== WHAT TO DO ==
Give the data again, word for word.

== MATERIAL SUPPLIED ==
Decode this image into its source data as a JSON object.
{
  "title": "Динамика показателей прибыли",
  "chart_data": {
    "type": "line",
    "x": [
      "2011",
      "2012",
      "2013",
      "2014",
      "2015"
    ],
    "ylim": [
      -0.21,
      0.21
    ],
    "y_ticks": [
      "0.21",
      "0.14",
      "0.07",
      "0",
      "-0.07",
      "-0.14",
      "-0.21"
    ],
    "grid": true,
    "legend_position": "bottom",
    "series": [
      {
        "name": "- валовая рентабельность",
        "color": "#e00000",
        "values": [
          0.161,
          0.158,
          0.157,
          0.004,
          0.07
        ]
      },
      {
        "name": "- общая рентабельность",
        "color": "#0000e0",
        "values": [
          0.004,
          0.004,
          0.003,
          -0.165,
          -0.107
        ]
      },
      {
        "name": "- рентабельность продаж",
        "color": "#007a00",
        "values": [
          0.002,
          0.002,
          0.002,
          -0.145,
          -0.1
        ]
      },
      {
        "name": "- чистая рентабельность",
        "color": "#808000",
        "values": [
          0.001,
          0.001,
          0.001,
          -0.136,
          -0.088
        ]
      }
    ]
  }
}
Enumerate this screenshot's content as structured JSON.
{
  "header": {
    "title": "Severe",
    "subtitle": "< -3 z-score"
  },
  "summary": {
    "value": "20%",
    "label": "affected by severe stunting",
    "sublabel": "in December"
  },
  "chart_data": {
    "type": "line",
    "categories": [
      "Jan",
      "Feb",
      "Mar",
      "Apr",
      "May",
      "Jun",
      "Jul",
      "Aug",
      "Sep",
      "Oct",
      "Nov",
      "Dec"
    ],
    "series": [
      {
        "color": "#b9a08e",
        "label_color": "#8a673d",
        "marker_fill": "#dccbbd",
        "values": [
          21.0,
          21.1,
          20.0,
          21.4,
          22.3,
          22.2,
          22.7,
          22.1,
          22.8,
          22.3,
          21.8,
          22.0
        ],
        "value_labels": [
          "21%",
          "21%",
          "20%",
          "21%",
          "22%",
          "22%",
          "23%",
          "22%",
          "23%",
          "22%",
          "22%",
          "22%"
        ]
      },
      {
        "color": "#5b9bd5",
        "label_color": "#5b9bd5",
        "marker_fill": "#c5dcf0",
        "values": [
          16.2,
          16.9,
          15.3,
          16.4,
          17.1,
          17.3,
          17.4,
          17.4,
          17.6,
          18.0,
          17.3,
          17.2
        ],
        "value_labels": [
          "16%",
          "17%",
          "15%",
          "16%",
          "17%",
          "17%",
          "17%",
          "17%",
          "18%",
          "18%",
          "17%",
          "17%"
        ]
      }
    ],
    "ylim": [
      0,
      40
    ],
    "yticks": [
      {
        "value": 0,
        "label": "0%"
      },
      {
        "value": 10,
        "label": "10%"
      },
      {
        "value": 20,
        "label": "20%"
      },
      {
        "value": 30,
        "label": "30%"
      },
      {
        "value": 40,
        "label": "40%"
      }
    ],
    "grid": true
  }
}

== CORRECT ANSWER ==
Decode this image into its source data as a JSON object.
{
  "title": "Динамика показателей прибыли",
  "chart_data": {
    "type": "line",
    "x": [
      "2011",
      "2012",
      "2013",
      "2014",
      "2015"
    ],
    "ylim": [
      -0.21,
      0.21
    ],
    "y_ticks": [
      "0.21",
      "0.14",
      "0.07",
      "0",
      "-0.07",
      "-0.14",
      "-0.21"
    ],
    "grid": true,
    "legend_position": "bottom",
    "series": [
      {
        "name": "- валовая рентабельность",
        "color": "#e00000",
        "values": [
          0.161,
          0.158,
          0.157,
          0.004,
          0.07
        ]
      },
      {
        "name": "- общая рентабельность",
        "color": "#0000e0",
        "values": [
          0.004,
          0.004,
          0.003,
          -0.165,
          -0.107
        ]
      },
      {
        "name": "- рентабельность продаж",
        "color": "#007a00",
        "values": [
          0.002,
          0.002,
          0.002,
          -0.145,
          -0.1
        ]
      },
      {
        "name": "- чистая рентабельность",
        "color": "#808000",
        "values": [
          0.001,
          0.001,
          0.001,
          -0.136,
          -0.088
        ]
      }
    ]
  }
}
Enumerate this screenshot's content as structured JSON.
{
  "header": {
    "title": "Severe",
    "subtitle": "< -3 z-score"
  },
  "summary": {
    "value": "20%",
    "label": "affected by severe stunting",
    "sublabel": "in December"
  },
  "chart_data": {
    "type": "line",
    "categories": [
      "Jan",
      "Feb",
      "Mar",
      "Apr",
      "May",
      "Jun",
      "Jul",
      "Aug",
      "Sep",
      "Oct",
      "Nov",
      "Dec"
    ],
    "series": [
      {
        "color": "#b9a08e",
        "label_color": "#8a673d",
        "marker_fill": "#dccbbd",
        "values": [
          21.0,
          21.1,
          20.0,
          21.4,
          22.3,
          22.2,
          22.7,
          22.1,
          22.8,
          22.3,
          21.8,
          22.0
        ],
        "value_labels": [
          "21%",
          "21%",
          "20%",
          "21%",
          "22%",
          "22%",
          "23%",
          "22%",
          "23%",
          "22%",
          "22%",
          "22%"
        ]
      },
      {
        "color": "#5b9bd5",
        "label_color": "#5b9bd5",
        "marker_fill": "#c5dcf0",
        "values": [
          16.2,
          16.9,
          15.3,
          16.4,
          17.1,
          17.3,
          17.4,
          17.4,
          17.6,
          18.0,
          17.3,
          17.2
        ],
        "value_labels": [
          "16%",
          "17%",
          "15%",
          "16%",
          "17%",
          "17%",
          "17%",
          "17%",
          "18%",
          "18%",
          "17%",
          "17%"
        ]
      }
    ],
    "ylim": [
      0,
      40
    ],
    "yticks": [
      {
        "value": 0,
        "label": "0%"
      },
      {
        "value": 10,
        "label": "10%"
      },
      {
        "value": 20,
        "label": "20%"
      },
      {
        "value": 30,
        "label": "30%"
      },
      {
        "value": 40,
        "label": "40%"
      }
    ],
    "grid": true
  }
}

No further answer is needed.